## Start Source material

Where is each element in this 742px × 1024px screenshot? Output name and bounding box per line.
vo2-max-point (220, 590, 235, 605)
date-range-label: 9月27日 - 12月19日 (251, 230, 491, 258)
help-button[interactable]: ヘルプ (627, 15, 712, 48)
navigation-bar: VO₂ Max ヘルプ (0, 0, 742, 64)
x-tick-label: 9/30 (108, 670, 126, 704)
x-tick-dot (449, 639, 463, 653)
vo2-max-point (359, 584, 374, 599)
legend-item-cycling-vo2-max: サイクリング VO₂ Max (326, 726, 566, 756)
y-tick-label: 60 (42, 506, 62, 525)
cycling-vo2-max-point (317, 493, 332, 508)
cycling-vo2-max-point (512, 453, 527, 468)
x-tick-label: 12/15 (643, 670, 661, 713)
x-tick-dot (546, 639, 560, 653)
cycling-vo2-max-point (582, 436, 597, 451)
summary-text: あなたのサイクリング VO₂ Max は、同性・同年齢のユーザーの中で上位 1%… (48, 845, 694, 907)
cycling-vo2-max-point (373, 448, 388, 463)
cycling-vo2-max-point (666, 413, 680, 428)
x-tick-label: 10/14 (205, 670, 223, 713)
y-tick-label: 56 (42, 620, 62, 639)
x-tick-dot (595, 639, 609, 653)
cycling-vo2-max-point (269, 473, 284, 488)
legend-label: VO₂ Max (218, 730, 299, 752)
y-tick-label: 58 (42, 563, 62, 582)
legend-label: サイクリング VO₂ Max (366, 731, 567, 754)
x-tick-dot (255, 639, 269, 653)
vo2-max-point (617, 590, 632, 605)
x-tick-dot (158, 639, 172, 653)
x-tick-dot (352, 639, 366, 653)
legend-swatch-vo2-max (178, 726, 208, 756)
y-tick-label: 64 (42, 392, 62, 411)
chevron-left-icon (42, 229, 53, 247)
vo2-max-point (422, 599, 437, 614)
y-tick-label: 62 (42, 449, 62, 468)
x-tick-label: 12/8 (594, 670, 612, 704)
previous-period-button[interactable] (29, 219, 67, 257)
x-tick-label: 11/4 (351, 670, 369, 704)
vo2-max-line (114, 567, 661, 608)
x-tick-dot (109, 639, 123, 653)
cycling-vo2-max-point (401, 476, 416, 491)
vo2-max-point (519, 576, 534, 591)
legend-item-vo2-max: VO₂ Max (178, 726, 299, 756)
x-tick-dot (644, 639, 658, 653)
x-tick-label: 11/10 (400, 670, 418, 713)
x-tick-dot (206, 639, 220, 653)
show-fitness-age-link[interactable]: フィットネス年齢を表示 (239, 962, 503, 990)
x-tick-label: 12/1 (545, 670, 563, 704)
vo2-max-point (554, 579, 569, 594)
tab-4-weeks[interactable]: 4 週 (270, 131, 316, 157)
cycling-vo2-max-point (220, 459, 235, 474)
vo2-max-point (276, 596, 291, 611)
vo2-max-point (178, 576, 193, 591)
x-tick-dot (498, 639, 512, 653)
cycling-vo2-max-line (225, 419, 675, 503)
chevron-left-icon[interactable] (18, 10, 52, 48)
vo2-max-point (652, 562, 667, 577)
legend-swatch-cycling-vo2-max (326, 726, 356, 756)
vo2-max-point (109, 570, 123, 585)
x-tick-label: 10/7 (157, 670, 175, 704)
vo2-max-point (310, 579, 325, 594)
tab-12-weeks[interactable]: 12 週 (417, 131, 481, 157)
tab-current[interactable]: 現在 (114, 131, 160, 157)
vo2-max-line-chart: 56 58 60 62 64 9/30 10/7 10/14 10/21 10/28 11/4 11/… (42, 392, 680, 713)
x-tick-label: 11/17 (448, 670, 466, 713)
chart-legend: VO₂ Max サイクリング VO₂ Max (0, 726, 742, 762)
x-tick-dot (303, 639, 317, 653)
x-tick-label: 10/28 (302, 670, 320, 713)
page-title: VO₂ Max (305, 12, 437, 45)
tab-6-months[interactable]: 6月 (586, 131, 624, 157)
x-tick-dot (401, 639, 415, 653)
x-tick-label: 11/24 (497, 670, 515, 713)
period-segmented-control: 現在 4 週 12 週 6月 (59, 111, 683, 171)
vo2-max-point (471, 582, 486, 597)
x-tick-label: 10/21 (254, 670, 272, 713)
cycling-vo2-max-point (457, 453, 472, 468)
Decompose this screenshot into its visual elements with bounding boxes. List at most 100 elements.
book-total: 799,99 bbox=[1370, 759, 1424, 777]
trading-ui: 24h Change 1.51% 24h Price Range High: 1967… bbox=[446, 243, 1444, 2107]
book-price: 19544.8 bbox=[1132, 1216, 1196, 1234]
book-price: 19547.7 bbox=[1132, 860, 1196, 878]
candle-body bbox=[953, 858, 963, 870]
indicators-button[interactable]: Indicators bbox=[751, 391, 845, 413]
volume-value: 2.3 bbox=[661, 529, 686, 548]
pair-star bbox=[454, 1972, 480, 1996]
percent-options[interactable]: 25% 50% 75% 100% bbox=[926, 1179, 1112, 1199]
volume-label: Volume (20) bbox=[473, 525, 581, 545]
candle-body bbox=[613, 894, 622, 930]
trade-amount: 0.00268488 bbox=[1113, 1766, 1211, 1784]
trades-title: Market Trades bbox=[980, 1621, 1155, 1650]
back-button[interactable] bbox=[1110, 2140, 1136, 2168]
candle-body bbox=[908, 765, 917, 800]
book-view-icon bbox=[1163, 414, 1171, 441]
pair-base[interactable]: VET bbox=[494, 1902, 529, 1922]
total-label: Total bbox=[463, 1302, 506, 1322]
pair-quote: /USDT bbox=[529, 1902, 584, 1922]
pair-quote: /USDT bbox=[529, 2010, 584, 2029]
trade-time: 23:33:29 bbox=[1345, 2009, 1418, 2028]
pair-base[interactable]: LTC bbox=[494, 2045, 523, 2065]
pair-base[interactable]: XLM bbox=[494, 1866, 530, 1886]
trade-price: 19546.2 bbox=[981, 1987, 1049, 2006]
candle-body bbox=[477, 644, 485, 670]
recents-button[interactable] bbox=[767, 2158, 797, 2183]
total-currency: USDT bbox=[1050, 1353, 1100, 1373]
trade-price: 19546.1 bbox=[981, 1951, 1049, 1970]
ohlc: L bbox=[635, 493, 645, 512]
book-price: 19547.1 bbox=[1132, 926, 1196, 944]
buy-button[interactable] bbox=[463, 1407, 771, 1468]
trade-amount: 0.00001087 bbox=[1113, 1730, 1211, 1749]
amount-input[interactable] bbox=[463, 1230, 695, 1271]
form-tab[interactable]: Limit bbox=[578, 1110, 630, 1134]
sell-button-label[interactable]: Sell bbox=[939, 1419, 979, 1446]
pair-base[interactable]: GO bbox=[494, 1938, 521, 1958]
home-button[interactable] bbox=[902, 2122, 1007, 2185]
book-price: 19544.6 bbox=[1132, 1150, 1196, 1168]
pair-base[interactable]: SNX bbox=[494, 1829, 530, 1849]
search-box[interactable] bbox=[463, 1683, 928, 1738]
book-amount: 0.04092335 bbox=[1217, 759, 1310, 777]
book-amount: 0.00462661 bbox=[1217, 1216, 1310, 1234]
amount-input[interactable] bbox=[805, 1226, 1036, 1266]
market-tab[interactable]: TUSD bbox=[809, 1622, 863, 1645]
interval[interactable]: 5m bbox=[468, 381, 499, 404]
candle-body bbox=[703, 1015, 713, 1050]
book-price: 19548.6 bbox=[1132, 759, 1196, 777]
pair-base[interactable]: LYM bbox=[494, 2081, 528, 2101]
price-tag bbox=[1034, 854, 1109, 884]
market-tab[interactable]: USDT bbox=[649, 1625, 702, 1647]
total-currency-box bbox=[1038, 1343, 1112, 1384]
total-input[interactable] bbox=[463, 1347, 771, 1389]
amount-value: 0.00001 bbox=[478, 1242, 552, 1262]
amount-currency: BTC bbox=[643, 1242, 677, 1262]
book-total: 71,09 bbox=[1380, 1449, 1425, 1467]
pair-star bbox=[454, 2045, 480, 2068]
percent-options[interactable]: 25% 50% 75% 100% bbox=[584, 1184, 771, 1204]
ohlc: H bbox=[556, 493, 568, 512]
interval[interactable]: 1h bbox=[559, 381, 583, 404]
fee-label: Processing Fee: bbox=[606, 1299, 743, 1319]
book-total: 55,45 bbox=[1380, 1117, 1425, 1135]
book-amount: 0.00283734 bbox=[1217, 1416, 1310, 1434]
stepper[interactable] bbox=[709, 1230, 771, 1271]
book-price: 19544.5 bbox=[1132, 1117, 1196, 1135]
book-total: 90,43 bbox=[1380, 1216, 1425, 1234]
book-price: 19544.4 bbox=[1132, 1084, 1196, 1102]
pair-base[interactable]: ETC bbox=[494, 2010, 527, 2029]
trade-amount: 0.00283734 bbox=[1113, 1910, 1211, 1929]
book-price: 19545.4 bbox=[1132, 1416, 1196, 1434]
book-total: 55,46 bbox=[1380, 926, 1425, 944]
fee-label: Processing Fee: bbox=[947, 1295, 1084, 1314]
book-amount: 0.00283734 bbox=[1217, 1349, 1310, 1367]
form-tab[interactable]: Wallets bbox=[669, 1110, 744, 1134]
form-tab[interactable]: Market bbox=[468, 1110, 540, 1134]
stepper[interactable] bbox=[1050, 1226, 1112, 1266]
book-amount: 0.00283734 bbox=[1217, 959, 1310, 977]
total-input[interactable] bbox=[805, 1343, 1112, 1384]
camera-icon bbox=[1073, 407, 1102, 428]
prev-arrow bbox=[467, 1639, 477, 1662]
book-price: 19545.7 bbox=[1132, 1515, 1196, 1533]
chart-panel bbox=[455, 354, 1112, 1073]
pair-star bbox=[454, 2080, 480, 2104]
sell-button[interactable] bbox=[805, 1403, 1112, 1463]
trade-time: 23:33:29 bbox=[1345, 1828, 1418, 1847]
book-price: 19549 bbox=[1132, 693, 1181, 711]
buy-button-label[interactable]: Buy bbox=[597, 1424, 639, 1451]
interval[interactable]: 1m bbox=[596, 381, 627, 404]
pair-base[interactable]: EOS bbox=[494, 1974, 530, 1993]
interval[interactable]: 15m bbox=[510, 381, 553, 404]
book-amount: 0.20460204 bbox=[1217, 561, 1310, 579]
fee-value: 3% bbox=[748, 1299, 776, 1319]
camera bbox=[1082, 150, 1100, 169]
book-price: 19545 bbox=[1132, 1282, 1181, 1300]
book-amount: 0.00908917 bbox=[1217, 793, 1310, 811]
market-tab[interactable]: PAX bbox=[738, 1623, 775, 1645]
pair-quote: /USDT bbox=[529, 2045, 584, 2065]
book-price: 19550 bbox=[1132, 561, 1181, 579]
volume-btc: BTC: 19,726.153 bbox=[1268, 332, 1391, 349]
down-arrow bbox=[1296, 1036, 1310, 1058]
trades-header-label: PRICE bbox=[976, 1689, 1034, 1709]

## End Source material

Stated problem:
Lay out the records, from the first line through the line containing "cycling-vo2-max-point (317, 493, 332, 508)" (both included), as a Markdown table with a Row column for the row number and a Line column for the line itself, leaving out blank lines.

Answer to the problem:
| Row | Line |
|---|---|
| 1 | Where is each element in this 742px × 1024px screenshot? Output name and bounding box per line. |
| 2 | vo2-max-point (220, 590, 235, 605) |
| 3 | date-range-label: 9月27日 - 12月19日 (251, 230, 491, 258) |
| 4 | help-button[interactable]: ヘルプ (627, 15, 712, 48) |
| 5 | navigation-bar: VO₂ Max ヘルプ (0, 0, 742, 64) |
| 6 | x-tick-label: 9/30 (108, 670, 126, 704) |
| 7 | x-tick-dot (449, 639, 463, 653) |
| 8 | vo2-max-point (359, 584, 374, 599) |
| 9 | legend-item-cycling-vo2-max: サイクリング VO₂ Max (326, 726, 566, 756) |
| 10 | y-tick-label: 60 (42, 506, 62, 525) |
| 11 | cycling-vo2-max-point (317, 493, 332, 508) |